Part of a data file
================

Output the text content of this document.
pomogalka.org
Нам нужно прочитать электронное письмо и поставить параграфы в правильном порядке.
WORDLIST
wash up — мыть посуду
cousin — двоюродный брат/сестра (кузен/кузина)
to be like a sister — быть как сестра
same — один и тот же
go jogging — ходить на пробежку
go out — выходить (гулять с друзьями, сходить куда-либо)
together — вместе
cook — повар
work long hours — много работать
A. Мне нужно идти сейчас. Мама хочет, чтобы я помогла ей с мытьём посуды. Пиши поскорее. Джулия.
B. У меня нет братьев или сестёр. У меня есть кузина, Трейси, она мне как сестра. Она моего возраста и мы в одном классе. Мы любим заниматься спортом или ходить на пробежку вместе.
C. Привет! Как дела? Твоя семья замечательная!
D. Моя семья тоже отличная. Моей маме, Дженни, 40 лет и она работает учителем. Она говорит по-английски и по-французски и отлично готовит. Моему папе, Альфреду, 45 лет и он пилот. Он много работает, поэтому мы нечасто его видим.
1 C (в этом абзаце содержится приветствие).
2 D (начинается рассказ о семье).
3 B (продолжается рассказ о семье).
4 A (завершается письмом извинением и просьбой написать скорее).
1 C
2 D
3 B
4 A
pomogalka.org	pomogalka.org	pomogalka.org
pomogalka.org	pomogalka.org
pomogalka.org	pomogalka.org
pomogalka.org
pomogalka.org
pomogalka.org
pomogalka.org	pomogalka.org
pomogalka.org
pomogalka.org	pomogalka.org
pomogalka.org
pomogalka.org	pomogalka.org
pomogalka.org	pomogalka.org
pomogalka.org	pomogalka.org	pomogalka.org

================

Problem requirements:
The records above must be repeated exactly, every one of them.

Exercise response:
Output the text content of this document.
pomogalka.org
Нам нужно прочитать электронное письмо и поставить параграфы в правильном порядке.
WORDLIST
wash up — мыть посуду
cousin — двоюродный брат/сестра (кузен/кузина)
to be like a sister — быть как сестра
same — один и тот же
go jogging — ходить на пробежку
go out — выходить (гулять с друзьями, сходить куда-либо)
together — вместе
cook — повар
work long hours — много работать
A. Мне нужно идти сейчас. Мама хочет, чтобы я помогла ей с мытьём посуды. Пиши поскорее. Джулия.
B. У меня нет братьев или сестёр. У меня есть кузина, Трейси, она мне как сестра. Она моего возраста и мы в одном классе. Мы любим заниматься спортом или ходить на пробежку вместе.
C. Привет! Как дела? Твоя семья замечательная!
D. Моя семья тоже отличная. Моей маме, Дженни, 40 лет и она работает учителем. Она говорит по-английски и по-французски и отлично готовит. Моему папе, Альфреду, 45 лет и он пилот. Он много работает, поэтому мы нечасто его видим.
1 C (в этом абзаце содержится приветствие).
2 D (начинается рассказ о семье).
3 B (продолжается рассказ о семье).
4 A (завершается письмом извинением и просьбой написать скорее).
1 C
2 D
3 B
4 A
pomogalka.org	pomogalka.org	pomogalka.org
pomogalka.org	pomogalka.org
pomogalka.org	pomogalka.org
pomogalka.org
pomogalka.org
pomogalka.org
pomogalka.org	pomogalka.org
pomogalka.org
pomogalka.org	pomogalka.org
pomogalka.org
pomogalka.org	pomogalka.org
pomogalka.org	pomogalka.org
pomogalka.org	pomogalka.org	pomogalka.org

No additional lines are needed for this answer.